Data entries:
begin

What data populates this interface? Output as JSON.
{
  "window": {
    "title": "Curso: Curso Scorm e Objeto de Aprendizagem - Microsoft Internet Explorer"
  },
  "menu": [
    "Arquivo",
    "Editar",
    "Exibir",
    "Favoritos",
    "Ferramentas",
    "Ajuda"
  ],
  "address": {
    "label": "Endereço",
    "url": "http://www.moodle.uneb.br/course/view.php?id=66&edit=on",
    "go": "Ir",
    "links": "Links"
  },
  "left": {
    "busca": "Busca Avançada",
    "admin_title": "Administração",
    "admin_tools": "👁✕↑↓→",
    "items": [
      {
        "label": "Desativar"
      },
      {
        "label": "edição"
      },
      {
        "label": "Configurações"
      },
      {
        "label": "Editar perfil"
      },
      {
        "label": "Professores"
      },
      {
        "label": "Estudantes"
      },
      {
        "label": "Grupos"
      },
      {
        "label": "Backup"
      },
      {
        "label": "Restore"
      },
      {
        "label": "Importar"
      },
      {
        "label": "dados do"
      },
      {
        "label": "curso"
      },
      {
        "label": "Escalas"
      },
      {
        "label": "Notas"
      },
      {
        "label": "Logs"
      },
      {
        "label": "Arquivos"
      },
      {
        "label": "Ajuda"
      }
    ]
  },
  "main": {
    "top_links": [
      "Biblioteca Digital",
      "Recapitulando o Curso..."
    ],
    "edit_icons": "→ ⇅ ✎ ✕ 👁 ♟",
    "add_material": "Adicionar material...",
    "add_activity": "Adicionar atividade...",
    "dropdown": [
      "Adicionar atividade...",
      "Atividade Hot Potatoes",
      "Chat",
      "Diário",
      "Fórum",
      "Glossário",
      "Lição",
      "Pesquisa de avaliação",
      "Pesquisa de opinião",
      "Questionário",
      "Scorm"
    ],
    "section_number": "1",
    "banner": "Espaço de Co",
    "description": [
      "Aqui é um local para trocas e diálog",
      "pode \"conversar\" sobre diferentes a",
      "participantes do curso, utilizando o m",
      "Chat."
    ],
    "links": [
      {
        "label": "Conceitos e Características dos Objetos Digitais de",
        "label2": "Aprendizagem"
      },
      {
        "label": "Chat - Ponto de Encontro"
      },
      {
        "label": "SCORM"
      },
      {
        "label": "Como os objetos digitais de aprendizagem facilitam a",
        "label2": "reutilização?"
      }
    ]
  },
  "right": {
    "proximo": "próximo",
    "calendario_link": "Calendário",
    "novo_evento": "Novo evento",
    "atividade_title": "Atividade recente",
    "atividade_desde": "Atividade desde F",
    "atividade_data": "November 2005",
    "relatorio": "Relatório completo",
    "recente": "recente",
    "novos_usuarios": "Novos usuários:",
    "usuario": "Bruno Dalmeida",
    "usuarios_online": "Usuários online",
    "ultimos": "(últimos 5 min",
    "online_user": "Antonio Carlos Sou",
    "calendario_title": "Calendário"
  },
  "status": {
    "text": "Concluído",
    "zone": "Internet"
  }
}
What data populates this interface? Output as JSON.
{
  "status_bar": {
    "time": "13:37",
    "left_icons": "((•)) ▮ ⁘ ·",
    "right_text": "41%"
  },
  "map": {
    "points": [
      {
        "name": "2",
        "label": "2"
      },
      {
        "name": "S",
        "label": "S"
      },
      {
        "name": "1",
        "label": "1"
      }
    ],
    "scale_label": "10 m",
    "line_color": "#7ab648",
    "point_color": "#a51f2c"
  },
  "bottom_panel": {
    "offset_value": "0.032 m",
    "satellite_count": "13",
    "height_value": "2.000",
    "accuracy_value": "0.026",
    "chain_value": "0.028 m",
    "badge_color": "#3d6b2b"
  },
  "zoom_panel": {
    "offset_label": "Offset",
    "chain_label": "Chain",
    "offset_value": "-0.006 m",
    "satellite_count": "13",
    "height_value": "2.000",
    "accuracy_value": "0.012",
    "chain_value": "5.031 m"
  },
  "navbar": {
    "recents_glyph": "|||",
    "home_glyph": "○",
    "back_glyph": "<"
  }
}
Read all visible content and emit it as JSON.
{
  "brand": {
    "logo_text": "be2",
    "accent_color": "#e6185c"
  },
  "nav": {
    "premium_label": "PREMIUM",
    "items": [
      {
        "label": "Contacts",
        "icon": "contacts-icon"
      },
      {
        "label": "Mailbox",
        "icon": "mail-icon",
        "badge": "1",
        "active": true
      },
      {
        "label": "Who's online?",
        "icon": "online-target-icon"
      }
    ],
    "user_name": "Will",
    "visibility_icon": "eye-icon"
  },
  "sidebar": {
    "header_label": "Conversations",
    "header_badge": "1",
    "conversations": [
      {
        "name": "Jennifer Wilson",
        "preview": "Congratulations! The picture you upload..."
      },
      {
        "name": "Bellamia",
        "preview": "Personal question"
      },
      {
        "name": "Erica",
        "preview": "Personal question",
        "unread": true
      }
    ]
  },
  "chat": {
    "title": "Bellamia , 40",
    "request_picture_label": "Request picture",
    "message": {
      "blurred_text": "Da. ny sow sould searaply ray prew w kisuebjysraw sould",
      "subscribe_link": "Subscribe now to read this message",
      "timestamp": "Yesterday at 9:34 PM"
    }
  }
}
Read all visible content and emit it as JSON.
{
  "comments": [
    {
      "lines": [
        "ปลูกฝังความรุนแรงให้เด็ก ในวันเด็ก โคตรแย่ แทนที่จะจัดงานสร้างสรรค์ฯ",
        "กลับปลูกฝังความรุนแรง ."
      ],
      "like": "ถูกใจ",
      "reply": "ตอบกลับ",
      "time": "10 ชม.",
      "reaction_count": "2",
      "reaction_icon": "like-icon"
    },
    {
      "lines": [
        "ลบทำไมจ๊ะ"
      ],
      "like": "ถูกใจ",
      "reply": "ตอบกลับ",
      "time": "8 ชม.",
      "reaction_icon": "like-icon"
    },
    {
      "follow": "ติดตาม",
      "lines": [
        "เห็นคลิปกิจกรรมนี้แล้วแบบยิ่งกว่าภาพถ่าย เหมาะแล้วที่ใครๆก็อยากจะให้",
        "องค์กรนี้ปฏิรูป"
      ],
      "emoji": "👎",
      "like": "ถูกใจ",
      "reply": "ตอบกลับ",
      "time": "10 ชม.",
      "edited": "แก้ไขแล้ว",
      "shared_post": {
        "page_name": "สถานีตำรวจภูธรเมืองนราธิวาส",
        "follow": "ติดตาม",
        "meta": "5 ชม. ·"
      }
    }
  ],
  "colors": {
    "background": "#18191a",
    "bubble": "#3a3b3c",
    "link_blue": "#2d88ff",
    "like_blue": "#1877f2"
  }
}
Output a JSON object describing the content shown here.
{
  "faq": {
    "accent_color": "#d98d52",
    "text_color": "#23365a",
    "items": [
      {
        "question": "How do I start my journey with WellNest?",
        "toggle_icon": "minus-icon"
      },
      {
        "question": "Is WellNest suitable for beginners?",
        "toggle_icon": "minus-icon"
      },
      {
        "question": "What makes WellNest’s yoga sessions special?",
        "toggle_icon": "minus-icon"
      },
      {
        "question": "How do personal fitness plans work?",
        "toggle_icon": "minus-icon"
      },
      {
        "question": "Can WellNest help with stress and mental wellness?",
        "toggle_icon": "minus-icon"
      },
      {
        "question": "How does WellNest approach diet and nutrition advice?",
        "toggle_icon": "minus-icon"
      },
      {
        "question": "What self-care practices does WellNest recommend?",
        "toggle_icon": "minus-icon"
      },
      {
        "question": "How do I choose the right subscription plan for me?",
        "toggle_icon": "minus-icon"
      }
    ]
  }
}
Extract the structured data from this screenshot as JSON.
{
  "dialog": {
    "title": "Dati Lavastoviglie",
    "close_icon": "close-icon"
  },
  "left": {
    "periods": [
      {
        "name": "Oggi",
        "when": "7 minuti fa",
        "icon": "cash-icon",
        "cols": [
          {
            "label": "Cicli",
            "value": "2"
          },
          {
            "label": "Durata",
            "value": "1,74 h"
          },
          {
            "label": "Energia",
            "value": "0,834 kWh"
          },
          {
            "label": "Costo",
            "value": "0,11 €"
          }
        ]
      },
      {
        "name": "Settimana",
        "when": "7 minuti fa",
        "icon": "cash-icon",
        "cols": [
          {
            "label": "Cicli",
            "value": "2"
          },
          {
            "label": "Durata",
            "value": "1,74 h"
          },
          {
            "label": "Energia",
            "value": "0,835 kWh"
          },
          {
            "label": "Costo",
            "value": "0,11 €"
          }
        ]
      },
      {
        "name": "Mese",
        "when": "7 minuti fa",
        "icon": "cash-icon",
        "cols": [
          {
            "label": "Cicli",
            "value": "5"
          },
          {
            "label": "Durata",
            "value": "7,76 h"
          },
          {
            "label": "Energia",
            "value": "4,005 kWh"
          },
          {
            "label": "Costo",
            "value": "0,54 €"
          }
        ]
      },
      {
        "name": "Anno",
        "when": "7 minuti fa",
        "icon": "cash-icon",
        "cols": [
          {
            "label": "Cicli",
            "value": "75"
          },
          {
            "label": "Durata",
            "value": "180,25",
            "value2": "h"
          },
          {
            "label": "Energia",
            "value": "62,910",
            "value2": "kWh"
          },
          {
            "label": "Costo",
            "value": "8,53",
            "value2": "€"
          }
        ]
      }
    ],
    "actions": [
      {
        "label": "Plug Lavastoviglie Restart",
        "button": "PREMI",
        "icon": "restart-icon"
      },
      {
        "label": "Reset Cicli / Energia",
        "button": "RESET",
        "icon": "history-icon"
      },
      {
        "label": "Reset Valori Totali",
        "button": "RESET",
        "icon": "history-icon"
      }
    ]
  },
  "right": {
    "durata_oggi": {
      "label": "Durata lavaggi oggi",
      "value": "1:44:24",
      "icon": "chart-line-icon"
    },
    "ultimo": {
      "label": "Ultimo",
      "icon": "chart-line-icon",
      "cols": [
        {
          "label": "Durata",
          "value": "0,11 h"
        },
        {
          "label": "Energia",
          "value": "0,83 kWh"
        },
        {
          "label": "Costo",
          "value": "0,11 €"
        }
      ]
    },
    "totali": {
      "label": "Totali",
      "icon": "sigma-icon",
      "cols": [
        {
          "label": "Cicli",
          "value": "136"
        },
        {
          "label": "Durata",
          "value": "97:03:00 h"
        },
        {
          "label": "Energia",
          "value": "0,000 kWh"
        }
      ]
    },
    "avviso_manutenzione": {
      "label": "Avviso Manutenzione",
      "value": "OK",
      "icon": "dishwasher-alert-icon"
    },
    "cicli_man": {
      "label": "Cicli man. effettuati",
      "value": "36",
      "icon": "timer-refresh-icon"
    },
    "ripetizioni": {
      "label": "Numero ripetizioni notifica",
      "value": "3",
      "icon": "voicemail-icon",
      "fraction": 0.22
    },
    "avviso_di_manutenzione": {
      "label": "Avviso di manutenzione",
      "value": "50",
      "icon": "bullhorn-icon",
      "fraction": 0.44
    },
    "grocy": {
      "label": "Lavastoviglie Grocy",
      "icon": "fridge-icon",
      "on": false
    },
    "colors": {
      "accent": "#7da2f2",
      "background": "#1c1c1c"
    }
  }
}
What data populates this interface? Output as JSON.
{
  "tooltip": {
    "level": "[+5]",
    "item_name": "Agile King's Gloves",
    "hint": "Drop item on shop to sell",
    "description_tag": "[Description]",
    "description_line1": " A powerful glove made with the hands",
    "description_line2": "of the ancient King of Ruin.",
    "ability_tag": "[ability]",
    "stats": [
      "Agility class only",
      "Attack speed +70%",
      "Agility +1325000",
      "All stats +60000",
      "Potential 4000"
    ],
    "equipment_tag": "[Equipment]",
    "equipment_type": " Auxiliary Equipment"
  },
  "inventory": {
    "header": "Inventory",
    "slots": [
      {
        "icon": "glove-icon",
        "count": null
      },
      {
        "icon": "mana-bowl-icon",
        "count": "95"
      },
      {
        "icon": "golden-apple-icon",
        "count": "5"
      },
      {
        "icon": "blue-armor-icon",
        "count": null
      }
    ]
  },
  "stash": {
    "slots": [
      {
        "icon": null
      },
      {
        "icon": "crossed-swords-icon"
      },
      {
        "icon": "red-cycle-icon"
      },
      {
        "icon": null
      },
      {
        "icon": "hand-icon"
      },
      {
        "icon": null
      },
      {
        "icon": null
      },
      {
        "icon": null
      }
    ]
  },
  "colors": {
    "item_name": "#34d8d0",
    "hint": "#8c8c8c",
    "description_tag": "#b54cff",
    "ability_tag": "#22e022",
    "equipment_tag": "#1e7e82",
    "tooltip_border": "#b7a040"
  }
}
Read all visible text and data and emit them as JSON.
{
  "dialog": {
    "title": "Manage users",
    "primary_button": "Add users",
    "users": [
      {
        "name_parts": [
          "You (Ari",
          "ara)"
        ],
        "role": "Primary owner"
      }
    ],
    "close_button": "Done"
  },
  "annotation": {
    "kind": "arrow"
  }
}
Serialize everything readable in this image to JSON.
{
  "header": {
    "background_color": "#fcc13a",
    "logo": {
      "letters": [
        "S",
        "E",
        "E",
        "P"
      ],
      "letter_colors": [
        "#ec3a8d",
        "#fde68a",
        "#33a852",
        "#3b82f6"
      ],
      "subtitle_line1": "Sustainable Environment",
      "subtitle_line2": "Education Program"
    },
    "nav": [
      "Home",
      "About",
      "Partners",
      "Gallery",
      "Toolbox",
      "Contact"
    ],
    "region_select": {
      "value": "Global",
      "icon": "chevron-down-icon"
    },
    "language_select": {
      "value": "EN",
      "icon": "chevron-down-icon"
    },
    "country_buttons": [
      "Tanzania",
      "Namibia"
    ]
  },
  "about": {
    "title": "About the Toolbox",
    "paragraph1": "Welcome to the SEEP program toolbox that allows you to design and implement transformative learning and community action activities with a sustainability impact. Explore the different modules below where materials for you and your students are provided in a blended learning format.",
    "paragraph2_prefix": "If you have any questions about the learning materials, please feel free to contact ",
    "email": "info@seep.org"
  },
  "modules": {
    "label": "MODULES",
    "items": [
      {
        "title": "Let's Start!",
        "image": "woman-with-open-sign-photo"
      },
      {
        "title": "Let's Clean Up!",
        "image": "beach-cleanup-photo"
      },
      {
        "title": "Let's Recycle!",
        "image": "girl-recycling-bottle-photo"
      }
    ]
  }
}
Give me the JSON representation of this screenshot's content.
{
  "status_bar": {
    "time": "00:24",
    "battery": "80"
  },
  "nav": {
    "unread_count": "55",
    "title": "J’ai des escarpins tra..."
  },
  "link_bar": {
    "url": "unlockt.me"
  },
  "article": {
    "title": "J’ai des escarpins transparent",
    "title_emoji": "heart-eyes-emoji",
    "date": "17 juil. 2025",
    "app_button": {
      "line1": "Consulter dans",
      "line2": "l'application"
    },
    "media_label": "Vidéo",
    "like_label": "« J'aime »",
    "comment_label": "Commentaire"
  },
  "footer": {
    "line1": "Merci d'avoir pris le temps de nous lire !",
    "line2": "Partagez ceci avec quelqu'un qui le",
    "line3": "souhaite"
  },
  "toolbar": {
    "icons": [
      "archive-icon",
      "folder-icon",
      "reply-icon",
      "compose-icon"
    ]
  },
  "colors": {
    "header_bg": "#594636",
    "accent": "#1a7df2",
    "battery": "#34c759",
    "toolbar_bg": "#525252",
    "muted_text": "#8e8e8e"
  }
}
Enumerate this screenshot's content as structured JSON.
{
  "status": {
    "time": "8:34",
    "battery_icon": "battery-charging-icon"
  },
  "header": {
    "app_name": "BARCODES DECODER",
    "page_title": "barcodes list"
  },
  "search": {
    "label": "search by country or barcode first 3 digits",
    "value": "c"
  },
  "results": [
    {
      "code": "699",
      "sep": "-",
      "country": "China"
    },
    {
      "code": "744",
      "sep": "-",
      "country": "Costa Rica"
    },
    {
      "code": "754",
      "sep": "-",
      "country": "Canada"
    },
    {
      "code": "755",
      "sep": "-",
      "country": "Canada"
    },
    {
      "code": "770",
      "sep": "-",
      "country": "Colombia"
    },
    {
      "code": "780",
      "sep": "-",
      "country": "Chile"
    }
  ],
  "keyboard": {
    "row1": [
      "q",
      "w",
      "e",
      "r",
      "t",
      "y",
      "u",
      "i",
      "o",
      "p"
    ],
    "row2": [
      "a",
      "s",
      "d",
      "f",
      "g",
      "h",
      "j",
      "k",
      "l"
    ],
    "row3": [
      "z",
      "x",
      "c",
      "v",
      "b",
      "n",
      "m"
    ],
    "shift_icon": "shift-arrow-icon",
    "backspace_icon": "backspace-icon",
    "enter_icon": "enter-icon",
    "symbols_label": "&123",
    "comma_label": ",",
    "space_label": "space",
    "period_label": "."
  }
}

end

# Short task
Extract every line from the one with "Enumerate this screenshot's" down to the final line above, both included, exactly as written.

# Result of the task
Enumerate this screenshot's content as structured JSON.
{
  "status": {
    "time": "8:34",
    "battery_icon": "battery-charging-icon"
  },
  "header": {
    "app_name": "BARCODES DECODER",
    "page_title": "barcodes list"
  },
  "search": {
    "label": "search by country or barcode first 3 digits",
    "value": "c"
  },
  "results": [
    {
      "code": "699",
      "sep": "-",
      "country": "China"
    },
    {
      "code": "744",
      "sep": "-",
      "country": "Costa Rica"
    },
    {
      "code": "754",
      "sep": "-",
      "country": "Canada"
    },
    {
      "code": "755",
      "sep": "-",
      "country": "Canada"
    },
    {
      "code": "770",
      "sep": "-",
      "country": "Colombia"
    },
    {
      "code": "780",
      "sep": "-",
      "country": "Chile"
    }
  ],
  "keyboard": {
    "row1": [
      "q",
      "w",
      "e",
      "r",
      "t",
      "y",
      "u",
      "i",
      "o",
      "p"
    ],
    "row2": [
      "a",
      "s",
      "d",
      "f",
      "g",
      "h",
      "j",
      "k",
      "l"
    ],
    "row3": [
      "z",
      "x",
      "c",
      "v",
      "b",
      "n",
      "m"
    ],
    "shift_icon": "shift-arrow-icon",
    "backspace_icon": "backspace-icon",
    "enter_icon": "enter-icon",
    "symbols_label": "&123",
    "comma_label": ",",
    "space_label": "space",
    "period_label": "."
  }
}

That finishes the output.